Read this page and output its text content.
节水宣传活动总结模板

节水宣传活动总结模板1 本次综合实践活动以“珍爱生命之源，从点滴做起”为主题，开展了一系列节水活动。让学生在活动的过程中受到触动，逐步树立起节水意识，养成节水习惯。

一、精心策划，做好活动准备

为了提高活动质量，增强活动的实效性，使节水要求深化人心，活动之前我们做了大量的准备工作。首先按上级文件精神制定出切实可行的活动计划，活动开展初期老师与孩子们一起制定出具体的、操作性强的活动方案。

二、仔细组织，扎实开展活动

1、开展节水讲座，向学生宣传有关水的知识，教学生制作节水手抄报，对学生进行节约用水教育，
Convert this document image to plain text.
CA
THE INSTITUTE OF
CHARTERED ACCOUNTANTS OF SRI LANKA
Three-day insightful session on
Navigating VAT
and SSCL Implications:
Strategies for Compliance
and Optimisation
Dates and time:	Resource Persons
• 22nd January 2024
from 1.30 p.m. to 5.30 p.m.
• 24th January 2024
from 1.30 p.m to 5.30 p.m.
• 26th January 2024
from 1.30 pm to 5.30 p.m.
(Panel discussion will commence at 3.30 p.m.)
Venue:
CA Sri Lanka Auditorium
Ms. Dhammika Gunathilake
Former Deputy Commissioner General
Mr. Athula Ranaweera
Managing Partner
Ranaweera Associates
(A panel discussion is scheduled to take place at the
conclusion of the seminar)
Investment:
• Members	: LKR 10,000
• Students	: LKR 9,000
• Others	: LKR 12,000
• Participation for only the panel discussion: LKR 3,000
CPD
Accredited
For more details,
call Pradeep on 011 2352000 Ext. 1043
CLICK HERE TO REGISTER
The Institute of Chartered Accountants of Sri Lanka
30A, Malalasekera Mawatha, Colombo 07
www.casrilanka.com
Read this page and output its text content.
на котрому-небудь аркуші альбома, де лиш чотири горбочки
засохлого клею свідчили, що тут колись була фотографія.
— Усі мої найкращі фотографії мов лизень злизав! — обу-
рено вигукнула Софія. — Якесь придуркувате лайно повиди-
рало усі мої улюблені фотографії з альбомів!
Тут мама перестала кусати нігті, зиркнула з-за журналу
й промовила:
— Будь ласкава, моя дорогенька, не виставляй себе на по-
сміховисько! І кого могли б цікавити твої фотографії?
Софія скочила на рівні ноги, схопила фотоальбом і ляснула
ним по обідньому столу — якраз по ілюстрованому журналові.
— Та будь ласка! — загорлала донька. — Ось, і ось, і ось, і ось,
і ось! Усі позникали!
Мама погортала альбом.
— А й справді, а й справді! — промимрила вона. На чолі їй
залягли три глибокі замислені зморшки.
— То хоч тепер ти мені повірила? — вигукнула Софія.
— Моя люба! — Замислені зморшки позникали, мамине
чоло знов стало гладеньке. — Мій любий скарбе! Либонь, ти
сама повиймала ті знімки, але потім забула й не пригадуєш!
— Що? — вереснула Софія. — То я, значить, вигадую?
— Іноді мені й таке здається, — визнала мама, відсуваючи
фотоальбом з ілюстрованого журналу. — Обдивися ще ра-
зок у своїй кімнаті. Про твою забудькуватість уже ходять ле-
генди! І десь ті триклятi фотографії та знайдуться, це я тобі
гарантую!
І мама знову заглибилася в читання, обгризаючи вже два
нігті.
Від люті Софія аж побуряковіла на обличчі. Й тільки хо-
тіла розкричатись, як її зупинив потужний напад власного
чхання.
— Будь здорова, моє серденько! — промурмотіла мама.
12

WORK TO DO:
Where a line above holds the string "зморшки", show that line.

SOLUTION TO THE PROBLEM:
залягли три глибокі замислені зморшки.
— Моя люба! — Замислені зморшки позникали, мамине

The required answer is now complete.